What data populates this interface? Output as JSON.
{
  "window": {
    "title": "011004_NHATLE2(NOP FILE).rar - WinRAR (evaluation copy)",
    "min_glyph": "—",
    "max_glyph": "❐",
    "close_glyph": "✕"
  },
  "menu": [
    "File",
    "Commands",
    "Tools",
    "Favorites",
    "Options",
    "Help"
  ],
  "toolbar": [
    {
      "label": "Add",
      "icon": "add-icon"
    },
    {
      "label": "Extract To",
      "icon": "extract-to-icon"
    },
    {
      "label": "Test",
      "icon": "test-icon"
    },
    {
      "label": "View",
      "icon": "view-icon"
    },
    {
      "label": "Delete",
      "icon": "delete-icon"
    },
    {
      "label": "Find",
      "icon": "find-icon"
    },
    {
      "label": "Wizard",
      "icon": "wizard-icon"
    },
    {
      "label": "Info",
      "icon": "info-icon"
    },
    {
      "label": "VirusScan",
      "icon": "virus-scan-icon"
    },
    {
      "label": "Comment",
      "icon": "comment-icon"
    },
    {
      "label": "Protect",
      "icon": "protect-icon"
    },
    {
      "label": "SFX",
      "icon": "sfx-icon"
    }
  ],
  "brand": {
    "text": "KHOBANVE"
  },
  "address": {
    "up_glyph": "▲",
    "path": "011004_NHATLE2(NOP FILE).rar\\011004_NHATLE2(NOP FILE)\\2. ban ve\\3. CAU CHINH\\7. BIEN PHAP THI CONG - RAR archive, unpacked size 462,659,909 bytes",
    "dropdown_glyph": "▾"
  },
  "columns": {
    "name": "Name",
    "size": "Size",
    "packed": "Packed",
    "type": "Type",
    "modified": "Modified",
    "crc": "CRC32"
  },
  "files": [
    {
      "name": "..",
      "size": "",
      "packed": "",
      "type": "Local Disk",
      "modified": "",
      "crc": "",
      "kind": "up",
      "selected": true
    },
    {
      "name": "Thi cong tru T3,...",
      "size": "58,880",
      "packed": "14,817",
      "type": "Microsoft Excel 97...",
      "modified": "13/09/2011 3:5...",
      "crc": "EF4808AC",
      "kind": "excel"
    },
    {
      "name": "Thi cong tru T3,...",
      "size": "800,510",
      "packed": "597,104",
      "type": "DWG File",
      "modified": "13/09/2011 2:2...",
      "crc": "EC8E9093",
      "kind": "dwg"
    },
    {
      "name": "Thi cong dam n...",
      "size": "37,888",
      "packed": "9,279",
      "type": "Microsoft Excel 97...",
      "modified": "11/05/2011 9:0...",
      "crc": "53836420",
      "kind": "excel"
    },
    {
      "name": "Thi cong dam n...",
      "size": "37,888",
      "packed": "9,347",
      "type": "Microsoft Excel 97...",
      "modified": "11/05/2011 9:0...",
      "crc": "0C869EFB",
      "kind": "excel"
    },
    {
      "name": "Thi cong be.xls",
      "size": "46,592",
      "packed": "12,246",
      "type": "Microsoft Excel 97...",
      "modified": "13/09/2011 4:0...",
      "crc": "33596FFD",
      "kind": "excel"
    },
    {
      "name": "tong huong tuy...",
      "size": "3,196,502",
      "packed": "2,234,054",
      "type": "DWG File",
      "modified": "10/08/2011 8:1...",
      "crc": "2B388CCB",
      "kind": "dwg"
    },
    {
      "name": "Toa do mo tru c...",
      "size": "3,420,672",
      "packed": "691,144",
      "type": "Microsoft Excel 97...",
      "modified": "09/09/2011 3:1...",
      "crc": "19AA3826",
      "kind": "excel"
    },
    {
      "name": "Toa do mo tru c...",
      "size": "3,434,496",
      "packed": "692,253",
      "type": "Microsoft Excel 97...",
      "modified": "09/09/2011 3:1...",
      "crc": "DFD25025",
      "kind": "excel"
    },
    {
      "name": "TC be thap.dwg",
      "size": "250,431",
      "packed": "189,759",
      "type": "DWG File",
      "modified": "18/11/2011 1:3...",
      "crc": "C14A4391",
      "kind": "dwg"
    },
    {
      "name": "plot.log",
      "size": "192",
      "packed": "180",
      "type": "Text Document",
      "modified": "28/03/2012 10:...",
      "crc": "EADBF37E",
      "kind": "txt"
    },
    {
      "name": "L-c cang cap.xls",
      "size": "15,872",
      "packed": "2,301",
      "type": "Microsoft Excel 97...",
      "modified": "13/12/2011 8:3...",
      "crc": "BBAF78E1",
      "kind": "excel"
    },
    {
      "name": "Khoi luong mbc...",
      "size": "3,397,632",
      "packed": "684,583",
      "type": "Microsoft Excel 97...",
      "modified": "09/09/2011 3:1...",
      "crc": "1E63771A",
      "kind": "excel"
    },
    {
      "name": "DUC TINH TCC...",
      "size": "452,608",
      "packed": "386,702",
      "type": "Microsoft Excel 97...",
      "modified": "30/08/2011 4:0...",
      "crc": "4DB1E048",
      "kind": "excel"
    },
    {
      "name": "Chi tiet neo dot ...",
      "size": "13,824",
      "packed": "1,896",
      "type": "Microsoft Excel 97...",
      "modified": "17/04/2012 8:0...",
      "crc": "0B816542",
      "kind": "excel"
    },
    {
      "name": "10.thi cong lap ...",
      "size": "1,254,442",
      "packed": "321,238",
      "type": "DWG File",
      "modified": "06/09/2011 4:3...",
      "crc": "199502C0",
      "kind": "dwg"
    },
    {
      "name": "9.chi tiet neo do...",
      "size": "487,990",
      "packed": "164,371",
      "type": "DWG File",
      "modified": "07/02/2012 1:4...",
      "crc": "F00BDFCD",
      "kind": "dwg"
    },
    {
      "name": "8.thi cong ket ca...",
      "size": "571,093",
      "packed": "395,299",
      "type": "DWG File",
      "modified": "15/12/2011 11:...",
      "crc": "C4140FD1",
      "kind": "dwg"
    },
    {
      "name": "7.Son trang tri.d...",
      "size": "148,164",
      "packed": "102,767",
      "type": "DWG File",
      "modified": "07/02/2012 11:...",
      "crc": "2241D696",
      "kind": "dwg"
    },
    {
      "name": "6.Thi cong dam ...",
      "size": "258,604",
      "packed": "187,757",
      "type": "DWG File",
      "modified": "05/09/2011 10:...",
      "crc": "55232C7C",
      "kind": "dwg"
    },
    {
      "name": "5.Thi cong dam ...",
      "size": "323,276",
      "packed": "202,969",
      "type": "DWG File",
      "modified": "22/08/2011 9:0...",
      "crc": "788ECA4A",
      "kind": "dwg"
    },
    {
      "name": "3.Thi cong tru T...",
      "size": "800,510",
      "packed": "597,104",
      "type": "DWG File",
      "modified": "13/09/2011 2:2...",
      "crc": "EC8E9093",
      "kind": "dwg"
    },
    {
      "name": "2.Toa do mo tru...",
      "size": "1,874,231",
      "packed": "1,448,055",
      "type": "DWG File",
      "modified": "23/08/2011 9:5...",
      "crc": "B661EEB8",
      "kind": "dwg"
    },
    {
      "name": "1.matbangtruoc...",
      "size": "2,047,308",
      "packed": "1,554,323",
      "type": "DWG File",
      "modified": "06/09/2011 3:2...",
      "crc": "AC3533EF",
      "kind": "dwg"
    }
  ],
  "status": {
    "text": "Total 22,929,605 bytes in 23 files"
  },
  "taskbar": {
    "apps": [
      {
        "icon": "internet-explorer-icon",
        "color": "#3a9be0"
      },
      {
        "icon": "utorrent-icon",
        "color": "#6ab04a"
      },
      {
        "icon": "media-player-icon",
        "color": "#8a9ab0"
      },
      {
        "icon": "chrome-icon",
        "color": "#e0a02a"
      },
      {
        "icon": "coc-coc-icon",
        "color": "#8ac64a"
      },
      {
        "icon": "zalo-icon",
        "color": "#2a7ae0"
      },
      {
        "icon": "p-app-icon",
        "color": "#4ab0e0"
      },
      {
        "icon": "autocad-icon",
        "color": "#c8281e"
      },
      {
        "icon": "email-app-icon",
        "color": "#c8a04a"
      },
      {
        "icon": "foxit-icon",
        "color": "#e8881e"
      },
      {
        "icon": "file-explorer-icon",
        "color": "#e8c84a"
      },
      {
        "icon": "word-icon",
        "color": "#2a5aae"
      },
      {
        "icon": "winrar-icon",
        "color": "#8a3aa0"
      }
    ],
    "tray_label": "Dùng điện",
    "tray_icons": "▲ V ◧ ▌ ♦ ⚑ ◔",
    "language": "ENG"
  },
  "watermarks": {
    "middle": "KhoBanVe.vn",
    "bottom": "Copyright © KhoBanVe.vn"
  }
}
_ _ _
◆ Assignment: Locate the word "bytes" in the records above, and return each line that has it.

◆ Written answer:
    "path": "011004_NHATLE2(NOP FILE).rar\\011004_NHATLE2(NOP FILE)\\2. ban ve\\3. CAU CHINH\\7. BIEN PHAP THI CONG - RAR archive, unpacked size 462,659,909 bytes",
    "text": "Total 22,929,605 bytes in 23 files"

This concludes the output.